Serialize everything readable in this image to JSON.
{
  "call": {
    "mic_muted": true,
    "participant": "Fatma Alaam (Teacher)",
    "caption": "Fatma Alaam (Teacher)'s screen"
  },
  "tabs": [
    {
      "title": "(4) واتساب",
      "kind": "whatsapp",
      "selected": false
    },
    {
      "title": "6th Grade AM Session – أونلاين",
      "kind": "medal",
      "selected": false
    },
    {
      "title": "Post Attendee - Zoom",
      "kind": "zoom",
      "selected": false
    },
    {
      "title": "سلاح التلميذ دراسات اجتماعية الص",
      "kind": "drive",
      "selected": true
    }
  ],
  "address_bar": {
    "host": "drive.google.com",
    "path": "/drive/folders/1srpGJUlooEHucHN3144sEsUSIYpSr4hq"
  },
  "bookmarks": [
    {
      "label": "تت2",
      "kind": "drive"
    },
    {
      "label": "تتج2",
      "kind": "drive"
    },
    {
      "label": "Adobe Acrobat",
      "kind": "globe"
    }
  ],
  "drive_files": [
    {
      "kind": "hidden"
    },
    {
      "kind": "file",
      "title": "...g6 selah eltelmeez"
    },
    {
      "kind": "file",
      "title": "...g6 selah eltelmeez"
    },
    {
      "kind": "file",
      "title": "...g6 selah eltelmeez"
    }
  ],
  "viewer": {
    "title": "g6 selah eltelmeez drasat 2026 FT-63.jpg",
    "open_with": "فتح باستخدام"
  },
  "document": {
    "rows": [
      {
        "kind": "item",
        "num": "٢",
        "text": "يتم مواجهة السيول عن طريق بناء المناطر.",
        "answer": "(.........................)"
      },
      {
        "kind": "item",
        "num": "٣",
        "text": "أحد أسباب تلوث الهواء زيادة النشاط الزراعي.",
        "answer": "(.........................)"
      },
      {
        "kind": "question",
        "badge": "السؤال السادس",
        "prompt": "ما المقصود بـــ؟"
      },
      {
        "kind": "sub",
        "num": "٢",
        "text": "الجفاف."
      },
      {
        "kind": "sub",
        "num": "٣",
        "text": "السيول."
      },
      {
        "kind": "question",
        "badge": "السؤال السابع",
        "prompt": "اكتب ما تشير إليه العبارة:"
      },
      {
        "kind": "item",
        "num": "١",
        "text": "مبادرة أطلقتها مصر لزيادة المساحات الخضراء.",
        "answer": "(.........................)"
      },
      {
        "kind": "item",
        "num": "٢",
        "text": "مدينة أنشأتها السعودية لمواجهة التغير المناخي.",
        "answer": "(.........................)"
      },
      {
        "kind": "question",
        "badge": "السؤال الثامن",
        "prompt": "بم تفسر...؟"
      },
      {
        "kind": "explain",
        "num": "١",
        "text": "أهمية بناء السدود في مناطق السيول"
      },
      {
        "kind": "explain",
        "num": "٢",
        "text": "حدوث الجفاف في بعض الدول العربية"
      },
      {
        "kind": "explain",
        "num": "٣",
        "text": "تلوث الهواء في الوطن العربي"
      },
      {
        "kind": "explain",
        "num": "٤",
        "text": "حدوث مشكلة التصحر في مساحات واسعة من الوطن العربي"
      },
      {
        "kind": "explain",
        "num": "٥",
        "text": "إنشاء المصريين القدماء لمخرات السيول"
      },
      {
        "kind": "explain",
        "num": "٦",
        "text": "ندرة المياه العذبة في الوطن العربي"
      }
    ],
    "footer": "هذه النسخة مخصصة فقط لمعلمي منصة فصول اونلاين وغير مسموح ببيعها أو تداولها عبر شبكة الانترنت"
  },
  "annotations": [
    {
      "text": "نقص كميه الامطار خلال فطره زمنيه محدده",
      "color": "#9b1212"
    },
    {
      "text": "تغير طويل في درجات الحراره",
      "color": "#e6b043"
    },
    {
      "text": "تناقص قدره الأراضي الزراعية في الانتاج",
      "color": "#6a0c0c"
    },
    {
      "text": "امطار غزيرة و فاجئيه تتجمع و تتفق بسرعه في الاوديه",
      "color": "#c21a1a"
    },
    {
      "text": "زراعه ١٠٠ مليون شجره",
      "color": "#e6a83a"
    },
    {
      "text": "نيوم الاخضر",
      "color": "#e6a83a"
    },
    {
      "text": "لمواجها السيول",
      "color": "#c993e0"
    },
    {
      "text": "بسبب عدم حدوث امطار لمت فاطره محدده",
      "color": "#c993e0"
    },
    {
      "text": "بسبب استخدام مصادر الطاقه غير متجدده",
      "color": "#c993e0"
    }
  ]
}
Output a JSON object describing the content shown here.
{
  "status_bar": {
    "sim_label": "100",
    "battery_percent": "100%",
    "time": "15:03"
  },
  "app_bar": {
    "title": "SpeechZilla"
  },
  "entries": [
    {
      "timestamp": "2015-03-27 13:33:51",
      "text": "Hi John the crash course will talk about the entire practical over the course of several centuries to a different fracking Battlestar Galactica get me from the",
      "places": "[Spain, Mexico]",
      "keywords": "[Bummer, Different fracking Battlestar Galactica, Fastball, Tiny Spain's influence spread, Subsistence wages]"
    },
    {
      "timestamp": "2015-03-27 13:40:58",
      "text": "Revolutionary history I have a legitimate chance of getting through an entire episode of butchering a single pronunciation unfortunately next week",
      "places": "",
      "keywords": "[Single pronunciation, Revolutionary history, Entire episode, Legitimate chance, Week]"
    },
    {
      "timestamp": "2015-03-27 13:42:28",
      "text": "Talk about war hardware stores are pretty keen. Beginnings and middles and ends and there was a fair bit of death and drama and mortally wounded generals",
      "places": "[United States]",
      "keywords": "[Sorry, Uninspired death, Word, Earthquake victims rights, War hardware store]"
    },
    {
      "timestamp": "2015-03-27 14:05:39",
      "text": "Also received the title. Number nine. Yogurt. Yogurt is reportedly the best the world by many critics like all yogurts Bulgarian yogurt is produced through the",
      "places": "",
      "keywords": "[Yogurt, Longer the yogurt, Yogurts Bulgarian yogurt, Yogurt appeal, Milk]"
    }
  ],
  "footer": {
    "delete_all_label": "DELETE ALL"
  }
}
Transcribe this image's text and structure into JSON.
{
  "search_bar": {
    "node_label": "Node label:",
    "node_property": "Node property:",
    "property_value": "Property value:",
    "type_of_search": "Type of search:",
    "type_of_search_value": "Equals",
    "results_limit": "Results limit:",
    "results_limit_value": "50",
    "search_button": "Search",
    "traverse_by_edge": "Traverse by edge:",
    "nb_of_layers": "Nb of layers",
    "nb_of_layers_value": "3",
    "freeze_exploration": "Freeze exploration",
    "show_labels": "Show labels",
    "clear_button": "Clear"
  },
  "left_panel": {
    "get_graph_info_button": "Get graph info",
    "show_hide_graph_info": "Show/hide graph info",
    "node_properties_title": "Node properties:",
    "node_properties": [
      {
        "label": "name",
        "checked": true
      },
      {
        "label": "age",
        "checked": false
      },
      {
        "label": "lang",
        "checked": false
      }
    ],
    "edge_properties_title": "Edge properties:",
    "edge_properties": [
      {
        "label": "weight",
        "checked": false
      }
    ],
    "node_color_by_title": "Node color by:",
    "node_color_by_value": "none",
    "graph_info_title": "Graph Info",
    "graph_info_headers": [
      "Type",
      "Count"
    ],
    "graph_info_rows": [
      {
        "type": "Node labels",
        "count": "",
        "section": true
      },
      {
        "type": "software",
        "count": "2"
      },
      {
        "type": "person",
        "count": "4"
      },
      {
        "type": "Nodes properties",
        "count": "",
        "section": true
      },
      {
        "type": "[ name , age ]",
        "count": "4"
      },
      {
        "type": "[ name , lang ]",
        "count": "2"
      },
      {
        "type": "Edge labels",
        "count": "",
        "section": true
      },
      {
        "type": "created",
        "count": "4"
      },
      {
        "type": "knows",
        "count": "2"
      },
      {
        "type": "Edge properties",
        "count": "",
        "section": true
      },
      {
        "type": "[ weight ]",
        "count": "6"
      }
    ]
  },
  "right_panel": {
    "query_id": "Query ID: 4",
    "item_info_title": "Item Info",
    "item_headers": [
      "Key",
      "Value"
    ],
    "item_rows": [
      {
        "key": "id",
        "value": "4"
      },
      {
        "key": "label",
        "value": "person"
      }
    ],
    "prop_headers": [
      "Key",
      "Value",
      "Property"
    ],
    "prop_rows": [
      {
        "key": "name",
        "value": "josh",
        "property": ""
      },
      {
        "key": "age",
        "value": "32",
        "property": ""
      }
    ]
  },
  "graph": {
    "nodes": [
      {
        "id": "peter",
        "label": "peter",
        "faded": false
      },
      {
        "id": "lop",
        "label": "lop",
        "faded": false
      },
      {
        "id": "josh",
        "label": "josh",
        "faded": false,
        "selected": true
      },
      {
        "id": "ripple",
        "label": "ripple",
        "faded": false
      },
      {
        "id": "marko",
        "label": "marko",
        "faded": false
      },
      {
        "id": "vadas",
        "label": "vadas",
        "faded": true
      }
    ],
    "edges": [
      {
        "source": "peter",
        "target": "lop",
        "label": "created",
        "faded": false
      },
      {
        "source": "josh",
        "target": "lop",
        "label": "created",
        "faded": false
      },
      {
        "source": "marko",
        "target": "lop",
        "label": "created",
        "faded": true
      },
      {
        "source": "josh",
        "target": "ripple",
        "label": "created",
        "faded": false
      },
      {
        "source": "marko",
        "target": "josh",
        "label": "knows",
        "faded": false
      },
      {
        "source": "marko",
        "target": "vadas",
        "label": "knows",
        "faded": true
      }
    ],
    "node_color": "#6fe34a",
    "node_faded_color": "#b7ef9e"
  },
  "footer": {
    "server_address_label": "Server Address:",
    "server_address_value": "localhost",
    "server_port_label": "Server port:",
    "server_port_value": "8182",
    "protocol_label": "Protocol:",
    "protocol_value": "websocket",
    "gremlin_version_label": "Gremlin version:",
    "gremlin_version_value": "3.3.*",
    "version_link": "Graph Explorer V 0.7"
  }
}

----

→ TASK INSTRUCTIONS:
Check each line of the data above for the word "about", then state how many lines have it. Give the number alone.

→ WORKED SOLUTION:
2